EXERCISE => Note each line of the listing that contains the string "General", and copy it.
****************
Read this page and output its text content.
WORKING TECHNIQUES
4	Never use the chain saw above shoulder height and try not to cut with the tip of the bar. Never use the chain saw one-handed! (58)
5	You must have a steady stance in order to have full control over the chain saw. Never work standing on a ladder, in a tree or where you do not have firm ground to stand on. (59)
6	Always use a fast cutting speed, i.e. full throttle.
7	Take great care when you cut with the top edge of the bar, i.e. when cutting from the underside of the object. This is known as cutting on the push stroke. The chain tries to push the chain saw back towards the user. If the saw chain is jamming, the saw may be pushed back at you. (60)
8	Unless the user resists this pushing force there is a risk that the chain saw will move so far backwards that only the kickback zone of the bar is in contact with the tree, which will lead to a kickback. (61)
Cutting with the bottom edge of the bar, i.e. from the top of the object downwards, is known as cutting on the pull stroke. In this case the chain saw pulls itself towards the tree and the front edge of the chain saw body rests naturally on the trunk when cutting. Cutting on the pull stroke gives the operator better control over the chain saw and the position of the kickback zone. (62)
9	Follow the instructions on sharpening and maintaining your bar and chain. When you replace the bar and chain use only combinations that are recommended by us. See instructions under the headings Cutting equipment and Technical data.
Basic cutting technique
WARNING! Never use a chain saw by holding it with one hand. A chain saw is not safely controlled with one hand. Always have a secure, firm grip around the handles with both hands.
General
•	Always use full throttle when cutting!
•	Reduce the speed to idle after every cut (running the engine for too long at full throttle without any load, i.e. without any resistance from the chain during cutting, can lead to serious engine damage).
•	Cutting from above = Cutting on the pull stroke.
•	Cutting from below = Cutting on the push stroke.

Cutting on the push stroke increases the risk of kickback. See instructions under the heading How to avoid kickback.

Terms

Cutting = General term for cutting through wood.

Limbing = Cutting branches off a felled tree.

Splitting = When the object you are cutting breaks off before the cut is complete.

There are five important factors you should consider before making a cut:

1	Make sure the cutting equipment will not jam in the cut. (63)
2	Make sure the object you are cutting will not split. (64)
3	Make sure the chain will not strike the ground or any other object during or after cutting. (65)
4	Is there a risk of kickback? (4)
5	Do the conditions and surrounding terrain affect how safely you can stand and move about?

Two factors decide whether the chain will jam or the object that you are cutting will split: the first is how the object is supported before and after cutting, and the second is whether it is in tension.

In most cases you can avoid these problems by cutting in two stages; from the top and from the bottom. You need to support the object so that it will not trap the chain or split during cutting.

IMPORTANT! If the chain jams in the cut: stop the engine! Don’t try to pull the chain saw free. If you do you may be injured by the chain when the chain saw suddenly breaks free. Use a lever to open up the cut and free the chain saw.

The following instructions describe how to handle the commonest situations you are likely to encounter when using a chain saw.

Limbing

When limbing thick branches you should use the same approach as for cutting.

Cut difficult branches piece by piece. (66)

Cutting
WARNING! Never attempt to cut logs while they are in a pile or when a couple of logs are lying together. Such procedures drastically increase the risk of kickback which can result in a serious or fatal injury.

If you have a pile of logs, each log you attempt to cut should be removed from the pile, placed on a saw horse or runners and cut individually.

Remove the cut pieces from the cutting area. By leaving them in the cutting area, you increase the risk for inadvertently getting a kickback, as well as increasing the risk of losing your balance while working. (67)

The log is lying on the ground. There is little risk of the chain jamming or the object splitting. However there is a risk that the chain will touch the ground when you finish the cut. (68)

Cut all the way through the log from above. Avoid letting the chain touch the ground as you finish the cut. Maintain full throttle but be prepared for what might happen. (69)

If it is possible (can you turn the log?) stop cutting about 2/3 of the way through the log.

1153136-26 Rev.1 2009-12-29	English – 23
****************
EXPECTED OUTPUT =>
General
Cutting = General term for cutting through wood.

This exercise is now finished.